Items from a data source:
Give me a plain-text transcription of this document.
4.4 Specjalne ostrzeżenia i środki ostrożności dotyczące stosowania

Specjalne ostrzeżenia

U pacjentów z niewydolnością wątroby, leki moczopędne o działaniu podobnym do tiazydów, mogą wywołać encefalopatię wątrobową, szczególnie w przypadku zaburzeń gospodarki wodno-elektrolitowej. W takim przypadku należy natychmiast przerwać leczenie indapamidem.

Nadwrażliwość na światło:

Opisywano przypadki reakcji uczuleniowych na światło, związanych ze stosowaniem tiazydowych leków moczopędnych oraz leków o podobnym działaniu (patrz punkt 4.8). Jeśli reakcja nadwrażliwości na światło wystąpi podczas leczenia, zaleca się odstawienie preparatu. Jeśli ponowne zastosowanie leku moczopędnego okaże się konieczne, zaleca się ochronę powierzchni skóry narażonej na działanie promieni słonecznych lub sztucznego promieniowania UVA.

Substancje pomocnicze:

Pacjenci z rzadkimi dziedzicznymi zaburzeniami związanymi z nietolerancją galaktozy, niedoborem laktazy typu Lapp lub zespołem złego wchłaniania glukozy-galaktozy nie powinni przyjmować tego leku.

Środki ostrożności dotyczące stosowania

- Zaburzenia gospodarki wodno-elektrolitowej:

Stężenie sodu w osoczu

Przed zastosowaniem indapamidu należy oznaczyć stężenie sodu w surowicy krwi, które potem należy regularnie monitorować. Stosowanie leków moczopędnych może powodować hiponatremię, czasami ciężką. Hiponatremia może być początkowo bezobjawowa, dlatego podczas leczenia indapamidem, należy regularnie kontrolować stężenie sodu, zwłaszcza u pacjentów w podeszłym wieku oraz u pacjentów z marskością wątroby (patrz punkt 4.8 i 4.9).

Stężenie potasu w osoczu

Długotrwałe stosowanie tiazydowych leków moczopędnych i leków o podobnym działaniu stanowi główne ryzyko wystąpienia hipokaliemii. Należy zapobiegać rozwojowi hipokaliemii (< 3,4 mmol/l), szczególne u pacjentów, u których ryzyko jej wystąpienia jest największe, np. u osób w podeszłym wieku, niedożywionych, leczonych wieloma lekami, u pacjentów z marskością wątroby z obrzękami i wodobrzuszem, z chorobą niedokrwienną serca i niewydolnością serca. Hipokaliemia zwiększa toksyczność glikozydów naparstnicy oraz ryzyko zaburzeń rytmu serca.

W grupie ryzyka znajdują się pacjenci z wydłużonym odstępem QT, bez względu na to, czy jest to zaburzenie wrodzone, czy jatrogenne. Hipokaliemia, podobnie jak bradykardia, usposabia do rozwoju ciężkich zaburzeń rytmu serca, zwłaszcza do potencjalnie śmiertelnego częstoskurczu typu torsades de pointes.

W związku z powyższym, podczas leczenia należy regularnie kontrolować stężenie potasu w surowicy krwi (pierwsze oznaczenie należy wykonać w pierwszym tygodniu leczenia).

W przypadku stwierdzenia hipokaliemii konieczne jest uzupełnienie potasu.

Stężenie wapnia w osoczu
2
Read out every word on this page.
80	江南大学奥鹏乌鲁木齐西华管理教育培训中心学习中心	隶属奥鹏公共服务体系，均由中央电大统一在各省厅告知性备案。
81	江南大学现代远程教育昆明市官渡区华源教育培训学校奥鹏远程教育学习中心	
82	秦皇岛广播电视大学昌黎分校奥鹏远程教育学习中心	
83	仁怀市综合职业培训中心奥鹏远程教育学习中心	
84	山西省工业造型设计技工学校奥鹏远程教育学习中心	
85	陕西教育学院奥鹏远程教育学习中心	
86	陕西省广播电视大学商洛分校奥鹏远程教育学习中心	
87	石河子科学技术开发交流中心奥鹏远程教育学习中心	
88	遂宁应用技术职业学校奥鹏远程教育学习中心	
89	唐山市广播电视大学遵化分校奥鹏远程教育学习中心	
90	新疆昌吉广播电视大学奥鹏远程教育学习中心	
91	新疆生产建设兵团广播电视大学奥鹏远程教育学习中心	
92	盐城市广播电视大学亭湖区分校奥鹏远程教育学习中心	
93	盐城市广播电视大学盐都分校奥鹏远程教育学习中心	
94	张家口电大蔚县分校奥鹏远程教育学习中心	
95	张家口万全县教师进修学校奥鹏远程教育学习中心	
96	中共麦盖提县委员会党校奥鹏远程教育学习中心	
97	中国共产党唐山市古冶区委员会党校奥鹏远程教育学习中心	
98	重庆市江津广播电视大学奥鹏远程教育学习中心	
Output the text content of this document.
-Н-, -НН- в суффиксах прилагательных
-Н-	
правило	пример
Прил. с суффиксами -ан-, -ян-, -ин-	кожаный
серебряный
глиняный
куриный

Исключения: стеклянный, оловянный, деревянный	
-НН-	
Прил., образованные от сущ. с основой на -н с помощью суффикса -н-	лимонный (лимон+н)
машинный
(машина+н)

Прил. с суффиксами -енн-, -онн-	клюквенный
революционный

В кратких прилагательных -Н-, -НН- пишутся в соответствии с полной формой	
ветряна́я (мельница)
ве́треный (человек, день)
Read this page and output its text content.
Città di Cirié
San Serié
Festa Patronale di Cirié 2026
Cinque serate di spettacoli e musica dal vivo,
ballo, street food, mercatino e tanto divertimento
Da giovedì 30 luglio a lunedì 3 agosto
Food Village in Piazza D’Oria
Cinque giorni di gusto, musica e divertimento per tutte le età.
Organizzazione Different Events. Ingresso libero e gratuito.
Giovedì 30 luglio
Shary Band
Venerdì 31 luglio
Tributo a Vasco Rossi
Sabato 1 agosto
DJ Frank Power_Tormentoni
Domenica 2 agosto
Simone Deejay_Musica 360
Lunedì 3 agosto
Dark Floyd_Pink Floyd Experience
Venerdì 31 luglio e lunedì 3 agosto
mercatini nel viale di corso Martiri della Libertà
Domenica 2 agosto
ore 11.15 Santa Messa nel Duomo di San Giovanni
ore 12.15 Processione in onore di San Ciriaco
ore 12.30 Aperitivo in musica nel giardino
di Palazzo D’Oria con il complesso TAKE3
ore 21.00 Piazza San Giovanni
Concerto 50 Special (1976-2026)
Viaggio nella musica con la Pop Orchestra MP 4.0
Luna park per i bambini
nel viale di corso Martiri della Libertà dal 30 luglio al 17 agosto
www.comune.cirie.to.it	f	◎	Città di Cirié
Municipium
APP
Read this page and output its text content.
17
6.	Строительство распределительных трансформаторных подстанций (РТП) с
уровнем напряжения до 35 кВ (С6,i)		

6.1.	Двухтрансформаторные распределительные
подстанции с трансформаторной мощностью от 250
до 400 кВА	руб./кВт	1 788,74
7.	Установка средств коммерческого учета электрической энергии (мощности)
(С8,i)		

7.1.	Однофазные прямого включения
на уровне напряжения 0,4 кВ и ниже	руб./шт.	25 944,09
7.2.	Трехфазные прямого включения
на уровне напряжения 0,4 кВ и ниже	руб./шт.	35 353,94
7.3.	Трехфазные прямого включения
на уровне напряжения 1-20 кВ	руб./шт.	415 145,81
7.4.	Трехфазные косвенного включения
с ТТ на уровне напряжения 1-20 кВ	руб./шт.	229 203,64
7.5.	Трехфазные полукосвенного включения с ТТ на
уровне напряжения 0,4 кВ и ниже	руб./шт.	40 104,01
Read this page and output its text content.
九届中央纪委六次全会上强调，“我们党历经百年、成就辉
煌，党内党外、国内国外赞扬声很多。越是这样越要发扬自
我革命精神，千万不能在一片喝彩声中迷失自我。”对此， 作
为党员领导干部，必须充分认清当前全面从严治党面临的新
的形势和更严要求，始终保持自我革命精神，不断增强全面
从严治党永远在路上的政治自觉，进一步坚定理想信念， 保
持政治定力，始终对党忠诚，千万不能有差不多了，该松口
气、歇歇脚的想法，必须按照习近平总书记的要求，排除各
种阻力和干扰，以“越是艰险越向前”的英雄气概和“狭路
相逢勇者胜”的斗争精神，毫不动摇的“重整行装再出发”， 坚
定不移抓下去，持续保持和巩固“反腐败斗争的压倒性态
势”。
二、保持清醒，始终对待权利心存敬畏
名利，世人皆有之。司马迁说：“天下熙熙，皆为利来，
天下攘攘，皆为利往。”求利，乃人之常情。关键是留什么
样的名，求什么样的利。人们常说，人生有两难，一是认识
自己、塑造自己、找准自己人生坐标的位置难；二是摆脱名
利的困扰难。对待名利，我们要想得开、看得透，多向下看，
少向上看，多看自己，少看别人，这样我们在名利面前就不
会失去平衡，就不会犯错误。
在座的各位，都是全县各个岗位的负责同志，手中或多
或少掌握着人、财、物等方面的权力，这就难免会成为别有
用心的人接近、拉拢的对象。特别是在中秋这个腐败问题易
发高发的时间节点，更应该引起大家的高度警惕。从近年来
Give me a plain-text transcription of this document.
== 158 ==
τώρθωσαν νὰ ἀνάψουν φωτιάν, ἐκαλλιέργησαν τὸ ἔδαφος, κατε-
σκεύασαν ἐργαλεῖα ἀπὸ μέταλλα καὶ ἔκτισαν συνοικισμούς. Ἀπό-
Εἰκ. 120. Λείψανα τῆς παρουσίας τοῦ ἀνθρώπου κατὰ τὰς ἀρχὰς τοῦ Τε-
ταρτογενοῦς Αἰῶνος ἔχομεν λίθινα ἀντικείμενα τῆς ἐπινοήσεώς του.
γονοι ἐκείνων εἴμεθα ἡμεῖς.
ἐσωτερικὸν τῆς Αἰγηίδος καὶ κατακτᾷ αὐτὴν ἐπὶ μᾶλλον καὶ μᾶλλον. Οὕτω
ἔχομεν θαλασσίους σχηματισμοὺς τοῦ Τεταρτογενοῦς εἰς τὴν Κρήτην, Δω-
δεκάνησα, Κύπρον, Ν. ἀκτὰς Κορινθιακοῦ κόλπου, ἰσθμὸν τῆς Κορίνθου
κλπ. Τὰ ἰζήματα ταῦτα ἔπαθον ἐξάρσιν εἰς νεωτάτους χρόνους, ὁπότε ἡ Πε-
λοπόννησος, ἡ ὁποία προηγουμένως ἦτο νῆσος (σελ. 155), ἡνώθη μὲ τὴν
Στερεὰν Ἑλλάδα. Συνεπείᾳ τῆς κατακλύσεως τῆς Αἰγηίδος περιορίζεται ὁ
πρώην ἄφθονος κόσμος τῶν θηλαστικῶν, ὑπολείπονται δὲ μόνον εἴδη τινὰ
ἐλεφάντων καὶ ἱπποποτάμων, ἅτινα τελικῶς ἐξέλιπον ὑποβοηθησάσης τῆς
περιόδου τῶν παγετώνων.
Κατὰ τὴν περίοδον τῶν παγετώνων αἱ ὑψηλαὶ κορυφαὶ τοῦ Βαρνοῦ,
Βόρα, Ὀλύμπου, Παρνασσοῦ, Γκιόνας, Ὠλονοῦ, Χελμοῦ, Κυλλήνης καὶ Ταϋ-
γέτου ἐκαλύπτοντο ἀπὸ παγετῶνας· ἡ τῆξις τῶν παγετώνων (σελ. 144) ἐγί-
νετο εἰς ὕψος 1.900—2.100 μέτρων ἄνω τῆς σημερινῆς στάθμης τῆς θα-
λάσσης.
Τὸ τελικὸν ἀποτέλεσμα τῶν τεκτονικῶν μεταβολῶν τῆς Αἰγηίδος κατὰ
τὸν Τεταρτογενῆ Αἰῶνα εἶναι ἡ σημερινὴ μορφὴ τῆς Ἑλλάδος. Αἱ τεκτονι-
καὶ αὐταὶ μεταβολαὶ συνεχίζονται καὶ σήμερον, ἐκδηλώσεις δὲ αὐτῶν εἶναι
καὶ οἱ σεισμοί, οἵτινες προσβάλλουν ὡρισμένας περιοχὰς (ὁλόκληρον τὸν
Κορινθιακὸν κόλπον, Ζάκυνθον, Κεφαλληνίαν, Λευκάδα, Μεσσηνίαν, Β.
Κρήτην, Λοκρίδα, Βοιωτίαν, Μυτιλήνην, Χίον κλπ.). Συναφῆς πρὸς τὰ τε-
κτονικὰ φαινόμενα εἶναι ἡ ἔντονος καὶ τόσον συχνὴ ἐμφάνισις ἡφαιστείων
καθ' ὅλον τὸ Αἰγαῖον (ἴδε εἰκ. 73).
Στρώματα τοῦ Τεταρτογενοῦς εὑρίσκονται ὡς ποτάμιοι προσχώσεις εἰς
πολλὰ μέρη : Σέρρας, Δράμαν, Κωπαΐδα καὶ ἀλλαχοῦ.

• _SET EXERCISE_
Pull out every line of the entries that includes the word "viale".

• _WORKED ANSWER_
mercatini nel viale di corso Martiri della Libertà
nel viale di corso Martiri della Libertà dal 30 luglio al 17 agosto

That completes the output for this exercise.